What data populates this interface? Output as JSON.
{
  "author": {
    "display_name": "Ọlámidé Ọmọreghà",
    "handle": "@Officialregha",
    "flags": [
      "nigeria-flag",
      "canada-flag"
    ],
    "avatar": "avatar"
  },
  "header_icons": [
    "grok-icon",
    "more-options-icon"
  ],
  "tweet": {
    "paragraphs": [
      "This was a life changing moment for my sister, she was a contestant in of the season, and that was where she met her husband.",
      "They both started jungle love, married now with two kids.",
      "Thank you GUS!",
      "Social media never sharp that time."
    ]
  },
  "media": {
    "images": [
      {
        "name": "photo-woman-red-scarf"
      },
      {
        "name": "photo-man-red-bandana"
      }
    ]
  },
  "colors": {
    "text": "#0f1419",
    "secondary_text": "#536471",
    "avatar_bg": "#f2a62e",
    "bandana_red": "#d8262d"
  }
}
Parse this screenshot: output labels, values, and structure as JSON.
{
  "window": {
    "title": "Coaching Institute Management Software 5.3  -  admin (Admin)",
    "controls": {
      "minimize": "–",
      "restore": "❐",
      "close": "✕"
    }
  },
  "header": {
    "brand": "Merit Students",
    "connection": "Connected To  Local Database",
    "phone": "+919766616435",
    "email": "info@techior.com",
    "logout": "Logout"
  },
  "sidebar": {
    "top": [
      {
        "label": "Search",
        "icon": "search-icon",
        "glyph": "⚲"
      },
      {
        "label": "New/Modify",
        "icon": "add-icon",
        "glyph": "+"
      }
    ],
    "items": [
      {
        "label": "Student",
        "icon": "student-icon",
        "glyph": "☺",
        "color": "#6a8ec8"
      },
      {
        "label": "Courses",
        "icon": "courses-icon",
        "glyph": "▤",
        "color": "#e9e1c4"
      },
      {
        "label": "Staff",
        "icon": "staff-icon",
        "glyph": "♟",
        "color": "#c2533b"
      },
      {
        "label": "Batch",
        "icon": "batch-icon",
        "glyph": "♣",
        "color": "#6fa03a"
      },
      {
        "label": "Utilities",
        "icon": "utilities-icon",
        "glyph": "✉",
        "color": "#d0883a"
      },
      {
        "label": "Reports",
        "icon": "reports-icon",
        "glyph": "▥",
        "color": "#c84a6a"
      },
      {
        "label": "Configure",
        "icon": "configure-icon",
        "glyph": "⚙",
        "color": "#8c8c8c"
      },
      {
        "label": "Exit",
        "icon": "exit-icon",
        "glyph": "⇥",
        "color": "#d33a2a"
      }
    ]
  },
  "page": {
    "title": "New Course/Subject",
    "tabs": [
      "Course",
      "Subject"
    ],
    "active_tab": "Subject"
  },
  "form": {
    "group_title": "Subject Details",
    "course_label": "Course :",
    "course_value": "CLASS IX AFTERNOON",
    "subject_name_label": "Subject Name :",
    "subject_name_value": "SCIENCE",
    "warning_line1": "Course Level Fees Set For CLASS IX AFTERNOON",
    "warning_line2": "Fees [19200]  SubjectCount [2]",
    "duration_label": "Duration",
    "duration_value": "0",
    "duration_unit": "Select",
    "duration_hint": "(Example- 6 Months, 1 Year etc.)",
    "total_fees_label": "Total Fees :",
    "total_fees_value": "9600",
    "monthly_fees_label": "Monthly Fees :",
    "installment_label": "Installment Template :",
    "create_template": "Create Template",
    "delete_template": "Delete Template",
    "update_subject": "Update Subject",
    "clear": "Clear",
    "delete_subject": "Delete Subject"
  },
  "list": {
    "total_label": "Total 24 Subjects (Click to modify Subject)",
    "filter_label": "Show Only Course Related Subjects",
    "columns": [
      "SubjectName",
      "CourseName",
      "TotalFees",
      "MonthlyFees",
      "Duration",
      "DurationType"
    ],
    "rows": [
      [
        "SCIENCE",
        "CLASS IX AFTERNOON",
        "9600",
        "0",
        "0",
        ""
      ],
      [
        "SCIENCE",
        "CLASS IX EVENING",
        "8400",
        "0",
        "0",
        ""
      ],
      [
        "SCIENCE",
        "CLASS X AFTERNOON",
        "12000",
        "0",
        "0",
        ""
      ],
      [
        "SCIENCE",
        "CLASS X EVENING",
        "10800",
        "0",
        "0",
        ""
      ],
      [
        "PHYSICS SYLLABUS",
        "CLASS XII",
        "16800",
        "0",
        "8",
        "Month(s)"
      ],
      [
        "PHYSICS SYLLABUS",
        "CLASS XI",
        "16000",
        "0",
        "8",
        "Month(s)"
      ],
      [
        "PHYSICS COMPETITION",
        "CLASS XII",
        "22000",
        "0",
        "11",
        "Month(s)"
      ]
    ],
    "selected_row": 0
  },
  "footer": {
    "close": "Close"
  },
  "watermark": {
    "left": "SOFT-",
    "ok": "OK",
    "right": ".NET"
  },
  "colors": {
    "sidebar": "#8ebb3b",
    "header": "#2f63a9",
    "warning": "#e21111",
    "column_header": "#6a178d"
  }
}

Task =
Pick each line holding the word "AFTERNOON" out of the data and copy it.

Solution for this problem =
    "course_value": "CLASS IX AFTERNOON",
    "warning_line1": "Course Level Fees Set For CLASS IX AFTERNOON",
        "CLASS IX AFTERNOON",
        "CLASS X AFTERNOON",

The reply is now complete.